* Begin INPUT *

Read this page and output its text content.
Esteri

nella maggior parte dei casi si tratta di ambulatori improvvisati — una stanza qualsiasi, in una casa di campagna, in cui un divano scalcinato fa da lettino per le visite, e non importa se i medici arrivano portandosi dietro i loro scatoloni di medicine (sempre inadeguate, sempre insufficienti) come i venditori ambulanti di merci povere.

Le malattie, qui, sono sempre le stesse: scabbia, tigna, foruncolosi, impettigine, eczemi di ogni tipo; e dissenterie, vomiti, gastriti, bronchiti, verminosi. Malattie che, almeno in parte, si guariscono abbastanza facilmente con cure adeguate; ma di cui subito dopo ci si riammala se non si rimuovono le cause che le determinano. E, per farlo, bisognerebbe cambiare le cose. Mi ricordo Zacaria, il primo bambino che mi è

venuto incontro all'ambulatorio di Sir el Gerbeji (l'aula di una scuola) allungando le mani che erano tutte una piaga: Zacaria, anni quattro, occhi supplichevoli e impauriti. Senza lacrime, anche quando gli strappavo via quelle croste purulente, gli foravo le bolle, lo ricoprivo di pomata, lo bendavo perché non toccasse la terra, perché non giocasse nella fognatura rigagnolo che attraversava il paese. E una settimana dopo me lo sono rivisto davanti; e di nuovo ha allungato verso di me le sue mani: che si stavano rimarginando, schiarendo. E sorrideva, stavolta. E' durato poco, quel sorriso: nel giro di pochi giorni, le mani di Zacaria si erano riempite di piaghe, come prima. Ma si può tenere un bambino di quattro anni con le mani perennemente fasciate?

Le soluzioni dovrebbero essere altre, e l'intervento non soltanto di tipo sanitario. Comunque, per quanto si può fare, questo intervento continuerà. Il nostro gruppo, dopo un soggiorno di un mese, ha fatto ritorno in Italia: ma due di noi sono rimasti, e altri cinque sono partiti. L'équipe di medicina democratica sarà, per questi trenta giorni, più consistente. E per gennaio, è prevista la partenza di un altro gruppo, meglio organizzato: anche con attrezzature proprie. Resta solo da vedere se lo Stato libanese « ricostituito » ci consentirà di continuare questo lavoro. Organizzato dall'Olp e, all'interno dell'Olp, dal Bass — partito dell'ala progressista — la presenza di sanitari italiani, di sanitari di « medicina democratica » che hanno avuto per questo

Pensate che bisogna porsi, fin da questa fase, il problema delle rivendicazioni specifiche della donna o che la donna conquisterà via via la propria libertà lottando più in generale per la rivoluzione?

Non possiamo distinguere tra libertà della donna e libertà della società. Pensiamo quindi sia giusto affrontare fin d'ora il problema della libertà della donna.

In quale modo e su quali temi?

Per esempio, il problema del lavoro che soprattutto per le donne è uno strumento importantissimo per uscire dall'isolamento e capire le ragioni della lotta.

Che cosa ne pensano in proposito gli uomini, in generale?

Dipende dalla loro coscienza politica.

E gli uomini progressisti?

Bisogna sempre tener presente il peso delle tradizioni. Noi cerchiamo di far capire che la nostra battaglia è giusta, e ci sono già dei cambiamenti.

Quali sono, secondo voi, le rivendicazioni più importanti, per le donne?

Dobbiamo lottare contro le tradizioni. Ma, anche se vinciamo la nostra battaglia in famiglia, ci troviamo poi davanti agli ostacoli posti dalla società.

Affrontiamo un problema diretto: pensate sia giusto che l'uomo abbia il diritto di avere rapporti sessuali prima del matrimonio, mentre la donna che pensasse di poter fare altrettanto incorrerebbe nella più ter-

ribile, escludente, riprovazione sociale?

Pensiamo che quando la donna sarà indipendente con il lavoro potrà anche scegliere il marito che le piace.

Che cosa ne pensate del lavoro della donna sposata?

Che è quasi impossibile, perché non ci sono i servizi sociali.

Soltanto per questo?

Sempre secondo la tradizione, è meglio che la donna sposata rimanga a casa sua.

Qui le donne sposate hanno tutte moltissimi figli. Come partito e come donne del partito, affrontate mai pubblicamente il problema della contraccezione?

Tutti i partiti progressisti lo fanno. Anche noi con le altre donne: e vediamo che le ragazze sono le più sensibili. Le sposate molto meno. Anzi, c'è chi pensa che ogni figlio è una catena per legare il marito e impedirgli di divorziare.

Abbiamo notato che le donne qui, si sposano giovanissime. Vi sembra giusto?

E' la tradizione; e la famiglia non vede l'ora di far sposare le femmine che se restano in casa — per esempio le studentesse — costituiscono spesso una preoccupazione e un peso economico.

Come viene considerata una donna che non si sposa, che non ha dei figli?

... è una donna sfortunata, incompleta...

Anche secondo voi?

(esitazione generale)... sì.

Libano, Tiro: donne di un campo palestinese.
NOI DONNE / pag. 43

* End INPUT *

STATED EXERCISE – Output all of the data again, exactly.

FULL SOLUTION –
Read this page and output its text content.
Esteri

nella maggior parte dei casi si tratta di ambulatori improvvisati — una stanza qualsiasi, in una casa di campagna, in cui un divano scalcinato fa da lettino per le visite, e non importa se i medici arrivano portandosi dietro i loro scatoloni di medicine (sempre inadeguate, sempre insufficienti) come i venditori ambulanti di merci povere.

Le malattie, qui, sono sempre le stesse: scabbia, tigna, foruncolosi, impettigine, eczemi di ogni tipo; e dissenterie, vomiti, gastriti, bronchiti, verminosi. Malattie che, almeno in parte, si guariscono abbastanza facilmente con cure adeguate; ma di cui subito dopo ci si riammala se non si rimuovono le cause che le determinano. E, per farlo, bisognerebbe cambiare le cose. Mi ricordo Zacaria, il primo bambino che mi è

venuto incontro all'ambulatorio di Sir el Gerbeji (l'aula di una scuola) allungando le mani che erano tutte una piaga: Zacaria, anni quattro, occhi supplichevoli e impauriti. Senza lacrime, anche quando gli strappavo via quelle croste purulente, gli foravo le bolle, lo ricoprivo di pomata, lo bendavo perché non toccasse la terra, perché non giocasse nella fognatura rigagnolo che attraversava il paese. E una settimana dopo me lo sono rivisto davanti; e di nuovo ha allungato verso di me le sue mani: che si stavano rimarginando, schiarendo. E sorrideva, stavolta. E' durato poco, quel sorriso: nel giro di pochi giorni, le mani di Zacaria si erano riempite di piaghe, come prima. Ma si può tenere un bambino di quattro anni con le mani perennemente fasciate?

Le soluzioni dovrebbero essere altre, e l'intervento non soltanto di tipo sanitario. Comunque, per quanto si può fare, questo intervento continuerà. Il nostro gruppo, dopo un soggiorno di un mese, ha fatto ritorno in Italia: ma due di noi sono rimasti, e altri cinque sono partiti. L'équipe di medicina democratica sarà, per questi trenta giorni, più consistente. E per gennaio, è prevista la partenza di un altro gruppo, meglio organizzato: anche con attrezzature proprie. Resta solo da vedere se lo Stato libanese « ricostituito » ci consentirà di continuare questo lavoro. Organizzato dall'Olp e, all'interno dell'Olp, dal Bass — partito dell'ala progressista — la presenza di sanitari italiani, di sanitari di « medicina democratica » che hanno avuto per questo

Pensate che bisogna porsi, fin da questa fase, il problema delle rivendicazioni specifiche della donna o che la donna conquisterà via via la propria libertà lottando più in generale per la rivoluzione?

Non possiamo distinguere tra libertà della donna e libertà della società. Pensiamo quindi sia giusto affrontare fin d'ora il problema della libertà della donna.

In quale modo e su quali temi?

Per esempio, il problema del lavoro che soprattutto per le donne è uno strumento importantissimo per uscire dall'isolamento e capire le ragioni della lotta.

Che cosa ne pensano in proposito gli uomini, in generale?

Dipende dalla loro coscienza politica.

E gli uomini progressisti?

Bisogna sempre tener presente il peso delle tradizioni. Noi cerchiamo di far capire che la nostra battaglia è giusta, e ci sono già dei cambiamenti.

Quali sono, secondo voi, le rivendicazioni più importanti, per le donne?

Dobbiamo lottare contro le tradizioni. Ma, anche se vinciamo la nostra battaglia in famiglia, ci troviamo poi davanti agli ostacoli posti dalla società.

Affrontiamo un problema diretto: pensate sia giusto che l'uomo abbia il diritto di avere rapporti sessuali prima del matrimonio, mentre la donna che pensasse di poter fare altrettanto incorrerebbe nella più ter-

ribile, escludente, riprovazione sociale?

Pensiamo che quando la donna sarà indipendente con il lavoro potrà anche scegliere il marito che le piace.

Che cosa ne pensate del lavoro della donna sposata?

Che è quasi impossibile, perché non ci sono i servizi sociali.

Soltanto per questo?

Sempre secondo la tradizione, è meglio che la donna sposata rimanga a casa sua.

Qui le donne sposate hanno tutte moltissimi figli. Come partito e come donne del partito, affrontate mai pubblicamente il problema della contraccezione?

Tutti i partiti progressisti lo fanno. Anche noi con le altre donne: e vediamo che le ragazze sono le più sensibili. Le sposate molto meno. Anzi, c'è chi pensa che ogni figlio è una catena per legare il marito e impedirgli di divorziare.

Abbiamo notato che le donne qui, si sposano giovanissime. Vi sembra giusto?

E' la tradizione; e la famiglia non vede l'ora di far sposare le femmine che se restano in casa — per esempio le studentesse — costituiscono spesso una preoccupazione e un peso economico.

Come viene considerata una donna che non si sposa, che non ha dei figli?

... è una donna sfortunata, incompleta...

Anche secondo voi?

(esitazione generale)... sì.

Libano, Tiro: donne di un campo palestinese.
NOI DONNE / pag. 43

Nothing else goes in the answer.